Requirement:
Print, character for character, the span of lines that opens with the line containing "axis-label: Trade credit" and closes with the line containing "grid-ring — [271, 71, 763, 558]", including both of those lines.

Task input:
---

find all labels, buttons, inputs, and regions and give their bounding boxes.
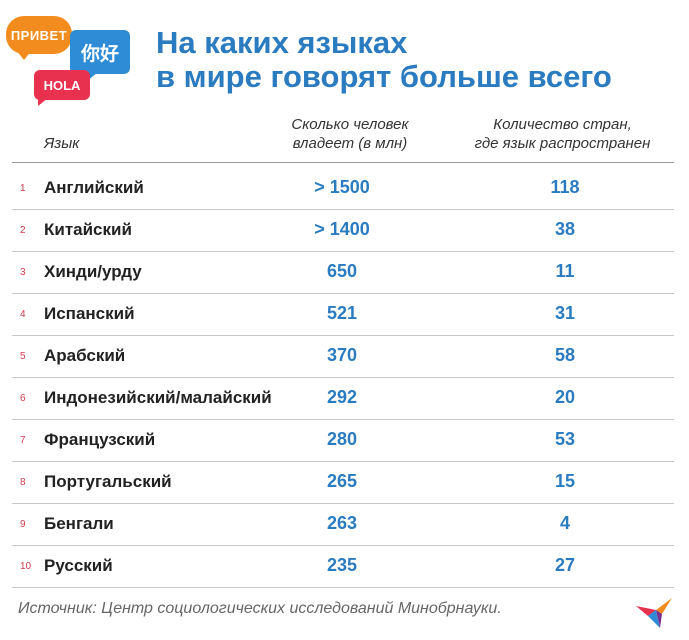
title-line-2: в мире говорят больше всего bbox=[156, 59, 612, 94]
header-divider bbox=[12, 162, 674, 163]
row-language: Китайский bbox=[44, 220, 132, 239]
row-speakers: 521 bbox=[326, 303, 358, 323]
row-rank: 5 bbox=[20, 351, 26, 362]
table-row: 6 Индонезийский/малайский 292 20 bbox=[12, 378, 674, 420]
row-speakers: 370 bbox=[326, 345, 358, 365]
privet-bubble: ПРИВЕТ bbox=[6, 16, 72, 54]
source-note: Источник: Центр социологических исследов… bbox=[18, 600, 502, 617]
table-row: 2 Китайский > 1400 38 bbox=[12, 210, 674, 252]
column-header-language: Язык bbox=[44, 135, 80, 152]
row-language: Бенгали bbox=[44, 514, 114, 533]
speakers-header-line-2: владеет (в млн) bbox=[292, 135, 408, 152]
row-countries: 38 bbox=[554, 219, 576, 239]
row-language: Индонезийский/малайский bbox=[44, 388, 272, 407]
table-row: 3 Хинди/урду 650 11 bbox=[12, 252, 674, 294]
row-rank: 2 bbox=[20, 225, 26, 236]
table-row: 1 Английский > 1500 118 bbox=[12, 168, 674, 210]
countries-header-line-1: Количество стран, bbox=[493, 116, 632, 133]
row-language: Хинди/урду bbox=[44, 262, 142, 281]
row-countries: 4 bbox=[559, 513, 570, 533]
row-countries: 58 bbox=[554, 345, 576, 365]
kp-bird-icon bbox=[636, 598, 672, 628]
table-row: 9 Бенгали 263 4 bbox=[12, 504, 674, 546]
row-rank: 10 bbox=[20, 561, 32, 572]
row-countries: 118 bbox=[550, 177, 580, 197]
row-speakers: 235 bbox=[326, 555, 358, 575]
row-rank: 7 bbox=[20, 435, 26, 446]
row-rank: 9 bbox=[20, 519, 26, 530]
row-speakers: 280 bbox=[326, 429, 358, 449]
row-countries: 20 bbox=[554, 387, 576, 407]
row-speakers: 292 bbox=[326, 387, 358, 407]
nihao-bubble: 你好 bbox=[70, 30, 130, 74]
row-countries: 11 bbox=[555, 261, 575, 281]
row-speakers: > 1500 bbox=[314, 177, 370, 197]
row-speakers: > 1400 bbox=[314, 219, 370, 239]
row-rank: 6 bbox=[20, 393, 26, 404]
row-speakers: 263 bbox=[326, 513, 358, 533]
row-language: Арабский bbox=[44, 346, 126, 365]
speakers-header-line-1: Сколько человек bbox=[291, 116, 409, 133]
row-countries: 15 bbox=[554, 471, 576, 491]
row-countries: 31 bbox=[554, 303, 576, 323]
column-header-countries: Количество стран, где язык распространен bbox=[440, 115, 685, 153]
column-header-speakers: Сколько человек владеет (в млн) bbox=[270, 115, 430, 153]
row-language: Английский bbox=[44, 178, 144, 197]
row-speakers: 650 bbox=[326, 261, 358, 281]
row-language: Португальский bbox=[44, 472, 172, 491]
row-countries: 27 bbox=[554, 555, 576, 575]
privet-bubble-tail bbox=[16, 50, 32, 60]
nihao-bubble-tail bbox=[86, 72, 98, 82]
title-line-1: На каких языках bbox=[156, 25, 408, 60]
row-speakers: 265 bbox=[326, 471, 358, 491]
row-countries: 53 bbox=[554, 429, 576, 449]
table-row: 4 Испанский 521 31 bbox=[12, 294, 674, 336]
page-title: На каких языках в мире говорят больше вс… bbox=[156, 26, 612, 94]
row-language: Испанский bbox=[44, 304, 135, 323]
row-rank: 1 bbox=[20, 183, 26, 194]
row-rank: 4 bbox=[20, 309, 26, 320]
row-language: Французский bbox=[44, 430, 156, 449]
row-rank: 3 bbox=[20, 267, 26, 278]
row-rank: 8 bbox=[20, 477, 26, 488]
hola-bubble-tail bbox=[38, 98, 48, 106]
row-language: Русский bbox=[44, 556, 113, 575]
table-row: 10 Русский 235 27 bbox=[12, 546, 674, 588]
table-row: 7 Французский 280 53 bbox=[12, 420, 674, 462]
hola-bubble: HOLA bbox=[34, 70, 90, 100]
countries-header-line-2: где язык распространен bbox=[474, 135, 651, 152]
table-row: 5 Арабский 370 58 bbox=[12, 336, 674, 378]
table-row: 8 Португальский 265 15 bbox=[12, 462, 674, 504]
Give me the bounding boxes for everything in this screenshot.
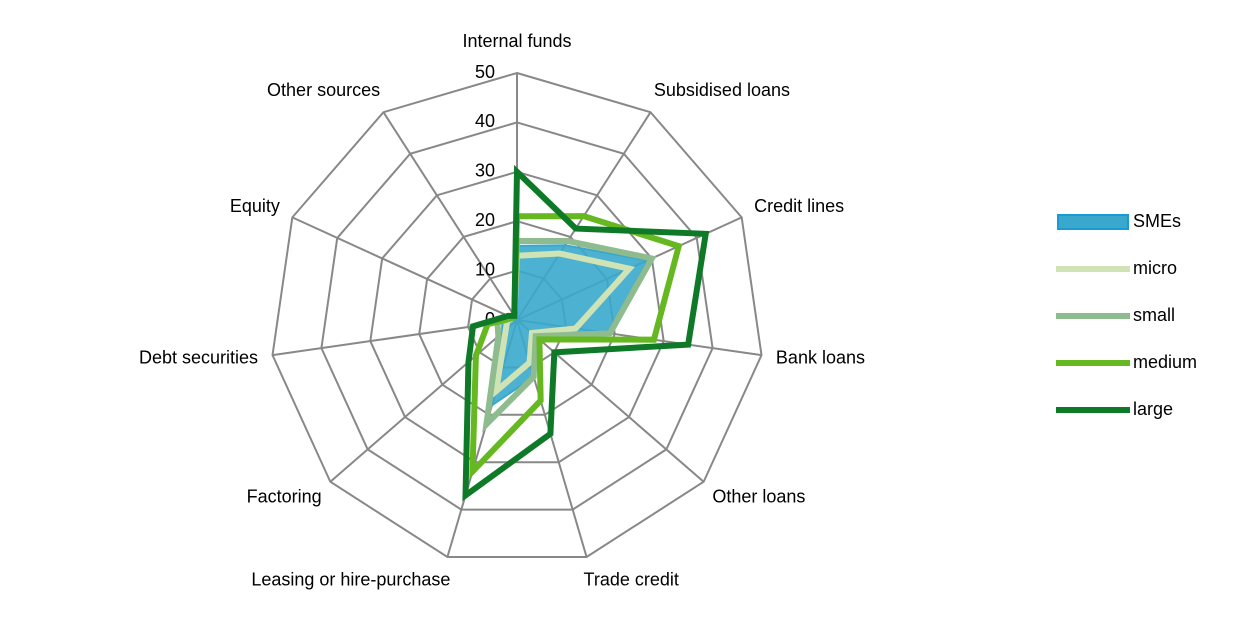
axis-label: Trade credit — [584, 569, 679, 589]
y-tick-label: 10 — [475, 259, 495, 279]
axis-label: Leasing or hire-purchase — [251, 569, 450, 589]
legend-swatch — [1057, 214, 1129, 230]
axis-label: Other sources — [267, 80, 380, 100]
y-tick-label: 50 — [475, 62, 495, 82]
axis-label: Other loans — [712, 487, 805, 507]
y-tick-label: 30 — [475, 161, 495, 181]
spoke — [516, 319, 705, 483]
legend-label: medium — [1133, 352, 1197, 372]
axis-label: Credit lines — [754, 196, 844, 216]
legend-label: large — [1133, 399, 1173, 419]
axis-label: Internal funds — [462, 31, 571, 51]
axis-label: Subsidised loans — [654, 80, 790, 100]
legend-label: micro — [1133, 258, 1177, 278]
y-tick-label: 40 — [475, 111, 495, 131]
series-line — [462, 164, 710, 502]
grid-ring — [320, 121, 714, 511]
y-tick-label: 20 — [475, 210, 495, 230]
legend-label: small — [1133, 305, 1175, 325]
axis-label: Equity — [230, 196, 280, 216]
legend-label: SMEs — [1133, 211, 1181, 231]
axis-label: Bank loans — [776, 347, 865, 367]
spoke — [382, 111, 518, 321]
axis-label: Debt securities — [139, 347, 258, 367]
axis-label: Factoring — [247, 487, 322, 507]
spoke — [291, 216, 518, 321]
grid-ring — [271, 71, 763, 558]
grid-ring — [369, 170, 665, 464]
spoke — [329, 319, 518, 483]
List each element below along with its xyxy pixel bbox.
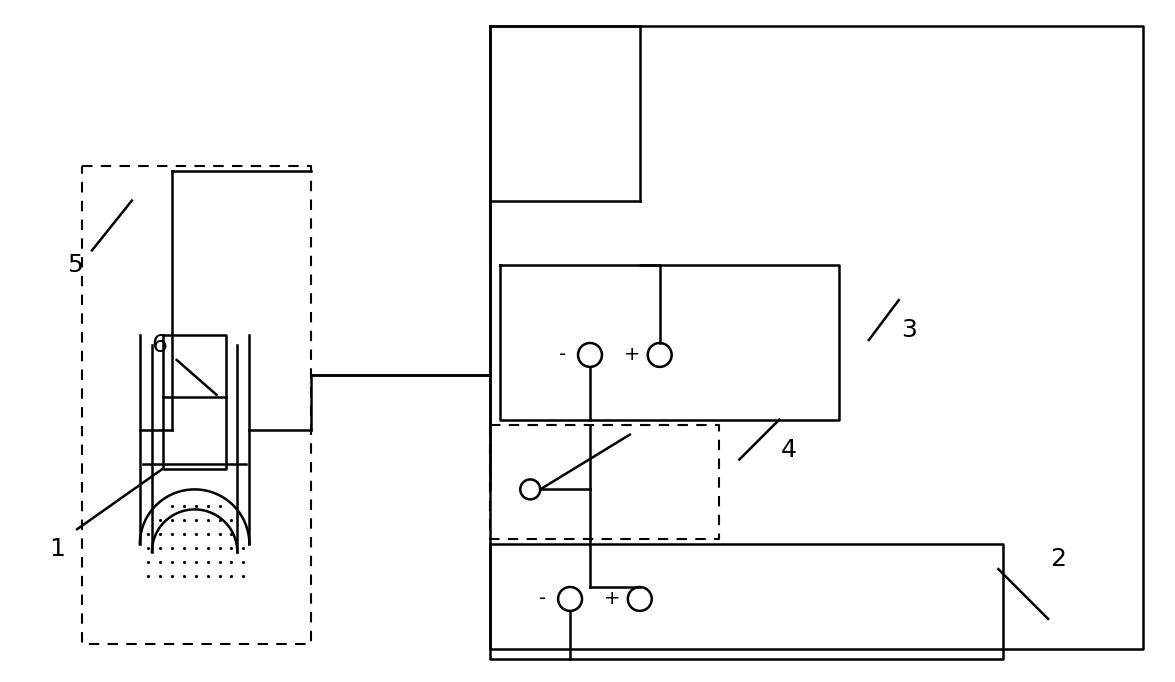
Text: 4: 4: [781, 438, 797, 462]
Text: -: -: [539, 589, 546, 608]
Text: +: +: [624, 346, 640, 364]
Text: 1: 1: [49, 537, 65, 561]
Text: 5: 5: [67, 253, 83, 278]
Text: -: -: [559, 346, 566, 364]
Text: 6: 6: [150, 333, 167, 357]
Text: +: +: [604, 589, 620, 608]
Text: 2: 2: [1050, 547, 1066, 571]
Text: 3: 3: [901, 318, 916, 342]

---

Result of the exercise:
axis-label: Trade credit — [584, 569, 679, 589]
y-tick-label: 10 — [475, 259, 495, 279]
axis-label: Leasing or hire-purchase — [251, 569, 450, 589]
legend-swatch — [1057, 214, 1129, 230]
axis-label: Other sources — [267, 80, 380, 100]
y-tick-label: 50 — [475, 62, 495, 82]
axis-label: Other loans — [712, 487, 805, 507]
y-tick-label: 30 — [475, 161, 495, 181]
spoke — [516, 319, 705, 483]
legend-label: medium — [1133, 352, 1197, 372]
axis-label: Credit lines — [754, 196, 844, 216]
legend-label: large — [1133, 399, 1173, 419]
axis-label: Internal funds — [462, 31, 571, 51]
axis-label: Subsidised loans — [654, 80, 790, 100]
legend-label: micro — [1133, 258, 1177, 278]
y-tick-label: 40 — [475, 111, 495, 131]
series-line — [462, 164, 710, 502]
grid-ring — [320, 121, 714, 511]
y-tick-label: 20 — [475, 210, 495, 230]
legend-label: small — [1133, 305, 1175, 325]
axis-label: Equity — [230, 196, 280, 216]
legend-label: SMEs — [1133, 211, 1181, 231]
axis-label: Bank loans — [776, 347, 865, 367]
spoke — [382, 111, 518, 321]
axis-label: Debt securities — [139, 347, 258, 367]
axis-label: Factoring — [247, 487, 322, 507]
spoke — [291, 216, 518, 321]
grid-ring — [271, 71, 763, 558]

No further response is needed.